PROBLEM TO WORK ON:
Take every line where the string "measurement" appears and copy it.

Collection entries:

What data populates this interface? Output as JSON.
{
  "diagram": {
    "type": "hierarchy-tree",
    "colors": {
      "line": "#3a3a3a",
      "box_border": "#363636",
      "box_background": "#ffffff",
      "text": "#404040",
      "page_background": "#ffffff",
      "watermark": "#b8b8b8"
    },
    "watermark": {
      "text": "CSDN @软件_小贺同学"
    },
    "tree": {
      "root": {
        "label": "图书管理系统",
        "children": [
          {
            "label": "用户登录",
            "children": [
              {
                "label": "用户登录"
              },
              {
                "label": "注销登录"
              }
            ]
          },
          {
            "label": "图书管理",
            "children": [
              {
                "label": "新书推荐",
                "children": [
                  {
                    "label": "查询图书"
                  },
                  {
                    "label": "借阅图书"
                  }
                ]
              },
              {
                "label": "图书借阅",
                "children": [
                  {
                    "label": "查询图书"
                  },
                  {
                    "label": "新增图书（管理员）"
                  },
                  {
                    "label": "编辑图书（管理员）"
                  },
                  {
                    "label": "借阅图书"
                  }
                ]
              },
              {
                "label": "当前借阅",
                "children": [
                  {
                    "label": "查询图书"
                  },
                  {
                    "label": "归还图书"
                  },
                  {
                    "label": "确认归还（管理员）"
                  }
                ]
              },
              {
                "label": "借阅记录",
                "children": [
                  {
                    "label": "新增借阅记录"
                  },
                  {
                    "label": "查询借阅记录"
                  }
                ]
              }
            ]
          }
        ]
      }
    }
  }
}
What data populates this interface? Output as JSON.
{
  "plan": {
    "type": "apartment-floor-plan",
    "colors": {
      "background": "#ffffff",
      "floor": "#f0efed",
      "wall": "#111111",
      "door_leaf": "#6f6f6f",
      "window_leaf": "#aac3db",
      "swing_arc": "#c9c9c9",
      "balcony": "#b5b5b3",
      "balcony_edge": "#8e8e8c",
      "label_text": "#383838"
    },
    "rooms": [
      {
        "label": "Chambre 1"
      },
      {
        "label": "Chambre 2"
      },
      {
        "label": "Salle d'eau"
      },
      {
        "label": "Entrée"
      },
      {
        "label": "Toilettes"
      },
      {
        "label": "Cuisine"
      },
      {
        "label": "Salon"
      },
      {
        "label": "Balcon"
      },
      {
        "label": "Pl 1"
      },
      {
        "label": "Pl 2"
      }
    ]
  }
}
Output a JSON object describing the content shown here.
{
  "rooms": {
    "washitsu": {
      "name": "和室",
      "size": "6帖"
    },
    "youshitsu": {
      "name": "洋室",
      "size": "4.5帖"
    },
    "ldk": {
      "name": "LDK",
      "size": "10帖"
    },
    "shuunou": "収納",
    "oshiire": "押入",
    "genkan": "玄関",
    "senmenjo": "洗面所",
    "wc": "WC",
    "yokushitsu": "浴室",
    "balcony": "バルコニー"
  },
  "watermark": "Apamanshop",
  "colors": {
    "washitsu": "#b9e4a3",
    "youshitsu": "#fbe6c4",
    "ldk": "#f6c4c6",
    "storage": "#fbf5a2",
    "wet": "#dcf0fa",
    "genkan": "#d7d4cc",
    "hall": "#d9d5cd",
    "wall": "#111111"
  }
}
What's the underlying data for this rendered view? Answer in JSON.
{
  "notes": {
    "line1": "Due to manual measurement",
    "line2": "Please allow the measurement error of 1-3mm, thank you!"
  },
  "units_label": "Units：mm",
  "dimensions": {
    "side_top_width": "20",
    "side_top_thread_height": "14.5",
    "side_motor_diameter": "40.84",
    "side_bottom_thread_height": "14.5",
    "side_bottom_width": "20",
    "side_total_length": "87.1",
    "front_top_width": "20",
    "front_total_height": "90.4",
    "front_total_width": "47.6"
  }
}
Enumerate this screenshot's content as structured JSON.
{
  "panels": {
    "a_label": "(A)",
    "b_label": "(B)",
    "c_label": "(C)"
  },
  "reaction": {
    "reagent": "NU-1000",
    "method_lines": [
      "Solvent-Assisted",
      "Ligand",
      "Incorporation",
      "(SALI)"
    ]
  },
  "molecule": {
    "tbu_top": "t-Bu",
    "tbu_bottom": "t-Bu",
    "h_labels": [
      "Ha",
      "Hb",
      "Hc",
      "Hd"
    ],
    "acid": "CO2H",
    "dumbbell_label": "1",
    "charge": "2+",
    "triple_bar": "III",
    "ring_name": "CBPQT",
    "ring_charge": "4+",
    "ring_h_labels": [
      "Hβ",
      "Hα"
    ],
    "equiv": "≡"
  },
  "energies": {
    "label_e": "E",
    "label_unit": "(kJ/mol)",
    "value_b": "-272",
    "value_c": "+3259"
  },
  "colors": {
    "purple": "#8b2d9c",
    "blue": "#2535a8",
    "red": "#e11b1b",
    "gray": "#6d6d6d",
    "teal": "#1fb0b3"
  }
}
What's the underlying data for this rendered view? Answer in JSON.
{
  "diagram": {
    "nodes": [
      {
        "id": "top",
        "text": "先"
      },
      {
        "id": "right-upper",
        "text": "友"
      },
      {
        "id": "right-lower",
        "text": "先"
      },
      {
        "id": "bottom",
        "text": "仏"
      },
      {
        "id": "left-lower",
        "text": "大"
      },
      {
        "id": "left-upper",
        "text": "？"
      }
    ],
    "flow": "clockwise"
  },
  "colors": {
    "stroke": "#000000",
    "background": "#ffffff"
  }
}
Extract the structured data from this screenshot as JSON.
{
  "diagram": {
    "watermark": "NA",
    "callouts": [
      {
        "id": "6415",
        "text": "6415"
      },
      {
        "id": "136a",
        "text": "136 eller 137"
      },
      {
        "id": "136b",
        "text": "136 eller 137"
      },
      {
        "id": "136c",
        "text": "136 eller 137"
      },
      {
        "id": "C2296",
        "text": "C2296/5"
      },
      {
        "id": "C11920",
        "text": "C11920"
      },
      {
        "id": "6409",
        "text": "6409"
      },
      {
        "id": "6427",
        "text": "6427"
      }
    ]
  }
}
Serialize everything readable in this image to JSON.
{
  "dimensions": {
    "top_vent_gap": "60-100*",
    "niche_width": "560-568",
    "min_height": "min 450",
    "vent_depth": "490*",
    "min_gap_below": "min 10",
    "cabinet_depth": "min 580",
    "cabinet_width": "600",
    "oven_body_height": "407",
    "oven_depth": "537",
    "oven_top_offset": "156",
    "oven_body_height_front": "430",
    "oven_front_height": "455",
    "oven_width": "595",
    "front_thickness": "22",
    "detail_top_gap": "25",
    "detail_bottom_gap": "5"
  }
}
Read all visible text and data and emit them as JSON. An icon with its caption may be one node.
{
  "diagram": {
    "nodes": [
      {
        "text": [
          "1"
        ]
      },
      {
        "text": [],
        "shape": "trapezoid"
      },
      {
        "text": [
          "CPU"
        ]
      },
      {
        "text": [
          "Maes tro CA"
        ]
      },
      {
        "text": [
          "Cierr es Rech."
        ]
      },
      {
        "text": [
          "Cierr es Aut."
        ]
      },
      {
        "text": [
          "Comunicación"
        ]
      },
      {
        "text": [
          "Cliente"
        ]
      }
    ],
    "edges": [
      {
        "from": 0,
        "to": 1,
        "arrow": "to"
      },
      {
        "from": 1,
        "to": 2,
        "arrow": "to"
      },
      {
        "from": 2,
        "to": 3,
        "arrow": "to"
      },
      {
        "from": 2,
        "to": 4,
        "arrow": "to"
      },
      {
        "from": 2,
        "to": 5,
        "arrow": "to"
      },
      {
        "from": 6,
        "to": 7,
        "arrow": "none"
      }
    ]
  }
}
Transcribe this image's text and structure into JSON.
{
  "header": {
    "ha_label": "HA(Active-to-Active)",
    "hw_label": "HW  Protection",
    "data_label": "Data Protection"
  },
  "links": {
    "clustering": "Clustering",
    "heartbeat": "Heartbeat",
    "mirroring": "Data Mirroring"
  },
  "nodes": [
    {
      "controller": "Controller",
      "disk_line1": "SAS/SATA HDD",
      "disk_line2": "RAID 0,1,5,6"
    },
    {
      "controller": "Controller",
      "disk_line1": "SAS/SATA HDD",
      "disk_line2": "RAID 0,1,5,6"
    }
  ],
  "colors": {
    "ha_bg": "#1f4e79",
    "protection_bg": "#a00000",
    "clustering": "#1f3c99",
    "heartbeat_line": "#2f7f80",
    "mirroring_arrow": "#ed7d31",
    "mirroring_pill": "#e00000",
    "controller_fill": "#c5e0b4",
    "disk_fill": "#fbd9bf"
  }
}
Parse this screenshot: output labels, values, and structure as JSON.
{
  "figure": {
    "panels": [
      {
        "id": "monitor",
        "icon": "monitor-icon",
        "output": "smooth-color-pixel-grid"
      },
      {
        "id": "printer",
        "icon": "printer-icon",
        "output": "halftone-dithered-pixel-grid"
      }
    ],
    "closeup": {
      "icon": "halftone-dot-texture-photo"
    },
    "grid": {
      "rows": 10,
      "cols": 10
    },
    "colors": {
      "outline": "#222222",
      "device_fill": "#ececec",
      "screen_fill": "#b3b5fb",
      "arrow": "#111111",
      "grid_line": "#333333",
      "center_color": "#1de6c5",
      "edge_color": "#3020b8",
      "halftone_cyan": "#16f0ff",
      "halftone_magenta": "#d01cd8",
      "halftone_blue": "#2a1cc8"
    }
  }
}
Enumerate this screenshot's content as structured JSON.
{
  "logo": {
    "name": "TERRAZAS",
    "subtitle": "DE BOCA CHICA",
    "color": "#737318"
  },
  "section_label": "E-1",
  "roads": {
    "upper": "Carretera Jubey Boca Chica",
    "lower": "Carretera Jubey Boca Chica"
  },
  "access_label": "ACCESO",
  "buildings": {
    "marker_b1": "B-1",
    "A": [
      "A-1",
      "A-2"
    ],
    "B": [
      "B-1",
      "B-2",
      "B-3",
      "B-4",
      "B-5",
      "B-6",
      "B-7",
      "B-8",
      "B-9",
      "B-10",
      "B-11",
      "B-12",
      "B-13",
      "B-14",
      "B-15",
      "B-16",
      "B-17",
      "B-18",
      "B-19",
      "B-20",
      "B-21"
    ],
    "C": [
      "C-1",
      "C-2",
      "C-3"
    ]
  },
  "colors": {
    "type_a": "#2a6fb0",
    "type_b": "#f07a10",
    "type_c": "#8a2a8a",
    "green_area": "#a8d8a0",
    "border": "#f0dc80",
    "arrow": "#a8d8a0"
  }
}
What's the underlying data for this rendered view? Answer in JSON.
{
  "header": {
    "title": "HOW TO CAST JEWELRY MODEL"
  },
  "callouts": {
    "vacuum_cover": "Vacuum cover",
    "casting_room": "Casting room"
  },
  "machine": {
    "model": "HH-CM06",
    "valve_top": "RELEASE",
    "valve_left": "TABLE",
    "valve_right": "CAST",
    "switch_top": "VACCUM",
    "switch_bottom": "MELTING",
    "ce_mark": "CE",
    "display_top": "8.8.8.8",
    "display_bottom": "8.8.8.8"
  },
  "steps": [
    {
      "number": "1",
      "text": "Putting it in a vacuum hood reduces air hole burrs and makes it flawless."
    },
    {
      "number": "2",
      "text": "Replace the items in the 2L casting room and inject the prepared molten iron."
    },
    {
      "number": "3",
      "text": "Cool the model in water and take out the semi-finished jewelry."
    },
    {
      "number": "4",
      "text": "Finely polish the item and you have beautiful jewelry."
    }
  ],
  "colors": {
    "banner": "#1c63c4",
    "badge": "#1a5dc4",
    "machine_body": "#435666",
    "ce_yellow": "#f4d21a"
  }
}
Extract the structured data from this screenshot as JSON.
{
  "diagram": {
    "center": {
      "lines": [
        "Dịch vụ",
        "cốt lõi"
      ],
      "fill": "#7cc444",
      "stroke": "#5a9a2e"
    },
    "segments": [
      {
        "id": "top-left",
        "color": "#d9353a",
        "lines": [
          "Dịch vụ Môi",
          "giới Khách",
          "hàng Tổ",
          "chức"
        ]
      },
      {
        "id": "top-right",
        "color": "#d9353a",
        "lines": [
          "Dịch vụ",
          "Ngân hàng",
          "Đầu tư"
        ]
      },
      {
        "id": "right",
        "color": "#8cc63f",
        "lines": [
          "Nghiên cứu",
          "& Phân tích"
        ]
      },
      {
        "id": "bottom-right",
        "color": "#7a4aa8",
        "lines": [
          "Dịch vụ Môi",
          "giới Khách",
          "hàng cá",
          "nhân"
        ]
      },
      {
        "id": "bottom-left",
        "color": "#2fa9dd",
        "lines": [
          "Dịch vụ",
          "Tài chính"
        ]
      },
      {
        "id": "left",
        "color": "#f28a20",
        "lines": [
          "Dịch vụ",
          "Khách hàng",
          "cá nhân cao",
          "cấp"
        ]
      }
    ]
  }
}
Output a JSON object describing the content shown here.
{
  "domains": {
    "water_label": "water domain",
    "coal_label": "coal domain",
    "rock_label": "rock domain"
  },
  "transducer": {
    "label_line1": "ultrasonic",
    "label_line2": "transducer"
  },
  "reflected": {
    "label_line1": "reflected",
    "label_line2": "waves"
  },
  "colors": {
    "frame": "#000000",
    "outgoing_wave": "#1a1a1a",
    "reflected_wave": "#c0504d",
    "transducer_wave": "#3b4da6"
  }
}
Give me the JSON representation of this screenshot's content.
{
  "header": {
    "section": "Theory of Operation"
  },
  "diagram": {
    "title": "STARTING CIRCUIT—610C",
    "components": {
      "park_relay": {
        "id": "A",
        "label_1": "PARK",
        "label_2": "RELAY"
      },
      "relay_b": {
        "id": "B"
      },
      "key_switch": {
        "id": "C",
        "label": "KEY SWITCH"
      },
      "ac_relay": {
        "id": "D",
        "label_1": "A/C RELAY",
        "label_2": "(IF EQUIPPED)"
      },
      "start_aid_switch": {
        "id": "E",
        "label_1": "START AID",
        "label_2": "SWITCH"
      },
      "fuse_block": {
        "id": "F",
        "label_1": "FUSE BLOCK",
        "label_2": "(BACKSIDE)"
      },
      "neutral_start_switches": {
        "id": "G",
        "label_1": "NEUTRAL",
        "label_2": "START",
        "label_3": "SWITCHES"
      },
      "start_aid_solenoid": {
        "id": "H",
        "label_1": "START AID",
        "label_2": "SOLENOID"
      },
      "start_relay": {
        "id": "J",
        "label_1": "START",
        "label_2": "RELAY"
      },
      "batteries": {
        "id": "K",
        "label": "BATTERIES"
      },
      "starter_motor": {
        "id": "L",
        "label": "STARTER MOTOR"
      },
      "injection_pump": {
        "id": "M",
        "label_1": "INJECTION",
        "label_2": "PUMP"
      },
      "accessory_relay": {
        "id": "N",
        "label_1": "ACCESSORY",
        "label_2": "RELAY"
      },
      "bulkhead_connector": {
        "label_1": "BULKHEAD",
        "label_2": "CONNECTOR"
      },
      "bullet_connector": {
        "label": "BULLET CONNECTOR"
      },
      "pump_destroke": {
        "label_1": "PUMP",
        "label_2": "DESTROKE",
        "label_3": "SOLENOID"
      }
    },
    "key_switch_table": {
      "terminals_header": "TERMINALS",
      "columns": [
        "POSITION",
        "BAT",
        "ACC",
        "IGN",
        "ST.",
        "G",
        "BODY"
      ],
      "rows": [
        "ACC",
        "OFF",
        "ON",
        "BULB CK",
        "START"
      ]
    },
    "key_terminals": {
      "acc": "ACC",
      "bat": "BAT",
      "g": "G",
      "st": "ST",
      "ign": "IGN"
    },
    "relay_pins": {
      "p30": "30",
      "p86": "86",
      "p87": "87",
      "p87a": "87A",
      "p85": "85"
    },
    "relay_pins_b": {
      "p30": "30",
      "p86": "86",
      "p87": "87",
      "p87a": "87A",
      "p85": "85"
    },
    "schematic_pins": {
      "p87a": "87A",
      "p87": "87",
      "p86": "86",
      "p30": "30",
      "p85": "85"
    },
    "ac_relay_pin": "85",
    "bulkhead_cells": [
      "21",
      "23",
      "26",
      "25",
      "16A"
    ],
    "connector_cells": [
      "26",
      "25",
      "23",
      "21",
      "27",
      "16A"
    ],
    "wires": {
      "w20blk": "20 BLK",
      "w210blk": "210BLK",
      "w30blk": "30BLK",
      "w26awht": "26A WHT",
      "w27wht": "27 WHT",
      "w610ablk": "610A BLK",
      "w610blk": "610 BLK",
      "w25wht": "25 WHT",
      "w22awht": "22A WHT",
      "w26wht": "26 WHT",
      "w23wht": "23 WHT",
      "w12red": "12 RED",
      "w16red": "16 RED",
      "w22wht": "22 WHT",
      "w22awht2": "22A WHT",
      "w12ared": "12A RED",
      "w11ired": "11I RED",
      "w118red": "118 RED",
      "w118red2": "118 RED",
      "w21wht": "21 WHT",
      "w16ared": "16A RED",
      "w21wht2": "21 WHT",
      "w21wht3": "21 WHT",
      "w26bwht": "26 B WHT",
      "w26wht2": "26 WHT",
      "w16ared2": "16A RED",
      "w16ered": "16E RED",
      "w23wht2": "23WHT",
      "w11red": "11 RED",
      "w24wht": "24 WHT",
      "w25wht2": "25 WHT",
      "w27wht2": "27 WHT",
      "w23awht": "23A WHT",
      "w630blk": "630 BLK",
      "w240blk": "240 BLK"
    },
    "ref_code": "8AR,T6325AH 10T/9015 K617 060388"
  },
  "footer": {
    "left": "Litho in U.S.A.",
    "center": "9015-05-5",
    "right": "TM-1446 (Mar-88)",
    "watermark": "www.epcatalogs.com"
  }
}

FINAL ANSWER:
    "line1": "Due to manual measurement",
    "line2": "Please allow the measurement error of 1-3mm, thank you!"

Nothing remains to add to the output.